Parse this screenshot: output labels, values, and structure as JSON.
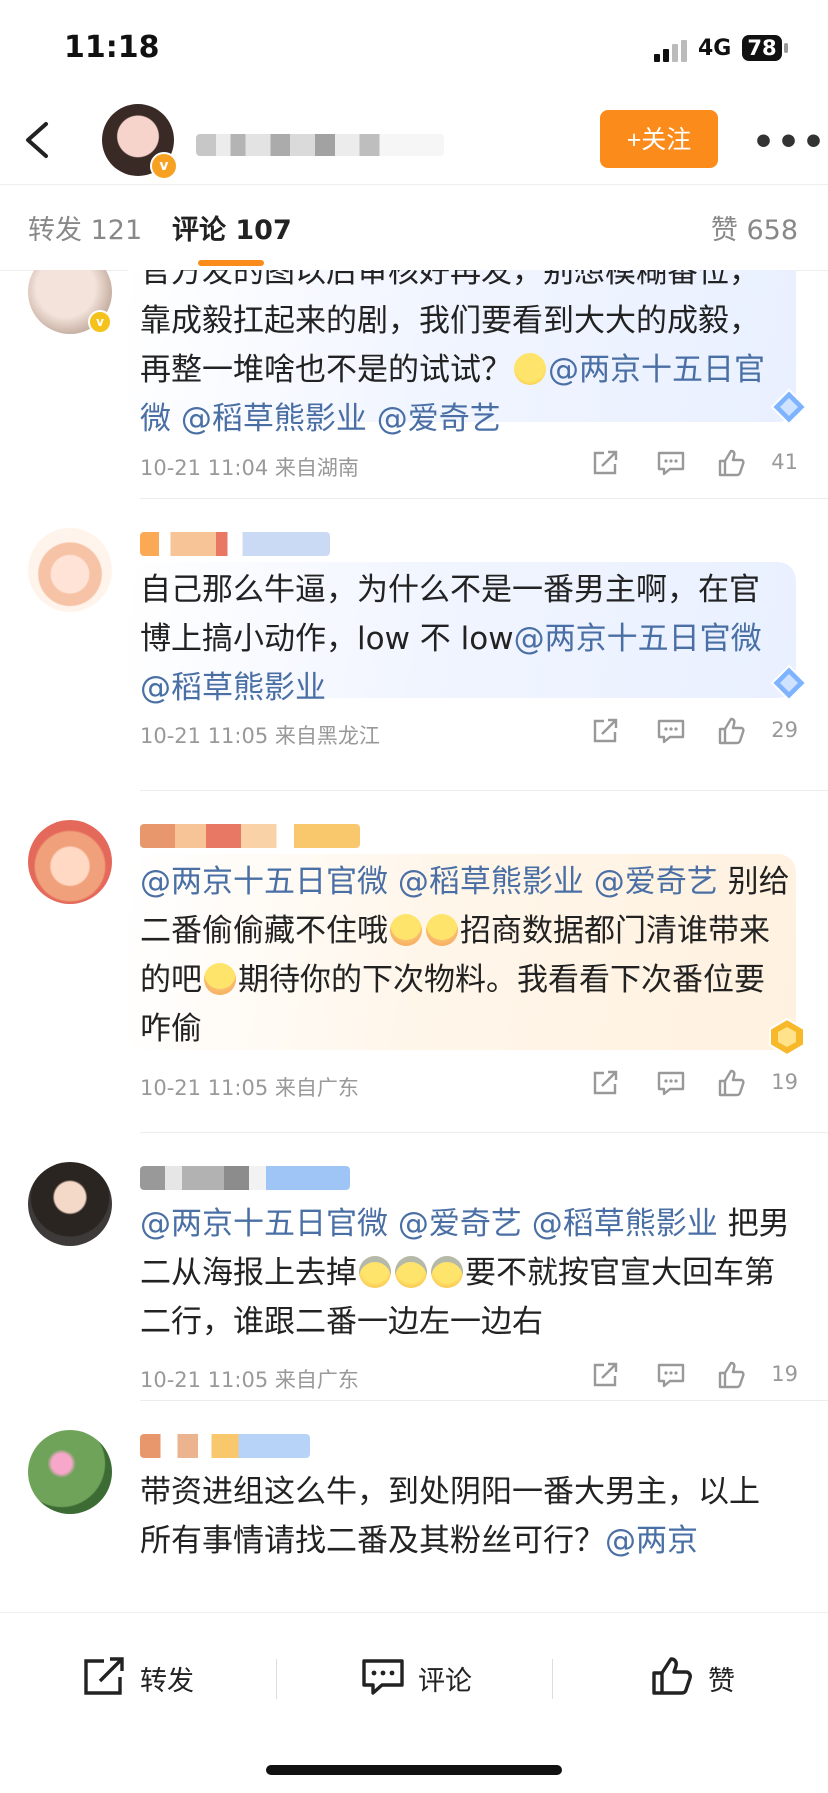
{
  "status_bar": {
    "time": "11:18",
    "network": "4G",
    "battery": "78"
  },
  "nav": {
    "follow_label": "+关注"
  },
  "tabs": {
    "repost": "转发 121",
    "comment": "评论 107",
    "like": "赞 658"
  },
  "colors": {
    "accent": "#fb8c1c",
    "mention": "#4a6fa5",
    "meta": "#999999"
  },
  "comments": [
    {
      "segments": [
        {
          "t": "text",
          "v": "官方发的图以后审核好再发，别想模糊番位，靠成毅扛起来的剧，我们要看到大大的成毅，再整一堆啥也不是的试试？"
        },
        {
          "t": "emoji",
          "v": "smile"
        },
        {
          "t": "at",
          "v": "@两京十五日官微"
        },
        {
          "t": "text",
          "v": " "
        },
        {
          "t": "at",
          "v": "@稻草熊影业"
        },
        {
          "t": "text",
          "v": " "
        },
        {
          "t": "at",
          "v": "@爱奇艺"
        }
      ],
      "meta": "10-21 11:04  来自湖南",
      "likes": "41"
    },
    {
      "segments": [
        {
          "t": "text",
          "v": "自己那么牛逼，为什么不是一番男主啊，在官博上搞小动作，low 不 low"
        },
        {
          "t": "at",
          "v": "@两京十五日官微"
        },
        {
          "t": "text",
          "v": " "
        },
        {
          "t": "at",
          "v": "@稻草熊影业"
        }
      ],
      "meta": "10-21 11:05  来自黑龙江",
      "likes": "29"
    },
    {
      "segments": [
        {
          "t": "at",
          "v": "@两京十五日官微"
        },
        {
          "t": "text",
          "v": " "
        },
        {
          "t": "at",
          "v": "@稻草熊影业"
        },
        {
          "t": "text",
          "v": " "
        },
        {
          "t": "at",
          "v": "@爱奇艺"
        },
        {
          "t": "text",
          "v": " 别给二番偷偷藏不住哦"
        },
        {
          "t": "emoji",
          "v": "shy"
        },
        {
          "t": "emoji",
          "v": "shy"
        },
        {
          "t": "text",
          "v": "招商数据都门清谁带来的吧"
        },
        {
          "t": "emoji",
          "v": "shy"
        },
        {
          "t": "text",
          "v": "期待你的下次物料。我看看下次番位要咋偷"
        }
      ],
      "meta": "10-21 11:05  来自广东",
      "likes": "19"
    },
    {
      "segments": [
        {
          "t": "at",
          "v": "@两京十五日官微"
        },
        {
          "t": "text",
          "v": " "
        },
        {
          "t": "at",
          "v": "@爱奇艺"
        },
        {
          "t": "text",
          "v": " "
        },
        {
          "t": "at",
          "v": "@稻草熊影业"
        },
        {
          "t": "text",
          "v": " 把男二从海报上去掉"
        },
        {
          "t": "emoji",
          "v": "scared"
        },
        {
          "t": "emoji",
          "v": "scared"
        },
        {
          "t": "emoji",
          "v": "scared"
        },
        {
          "t": "text",
          "v": "要不就按官宣大回车第二行，谁跟二番一边左一边右"
        }
      ],
      "meta": "10-21 11:05  来自广东",
      "likes": "19"
    },
    {
      "segments": [
        {
          "t": "text",
          "v": "带资进组这么牛，到处阴阳一番大男主，以上所有事情请找二番及其粉丝可行？"
        },
        {
          "t": "at",
          "v": "@两京"
        }
      ],
      "meta": "",
      "likes": ""
    }
  ],
  "bottom_bar": {
    "repost": "转发",
    "comment": "评论",
    "like": "赞"
  }
}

- - - - - - -

**Task description**
Give the number of lines in the records that contain the string "likes", with no other output.

**Correct result**
5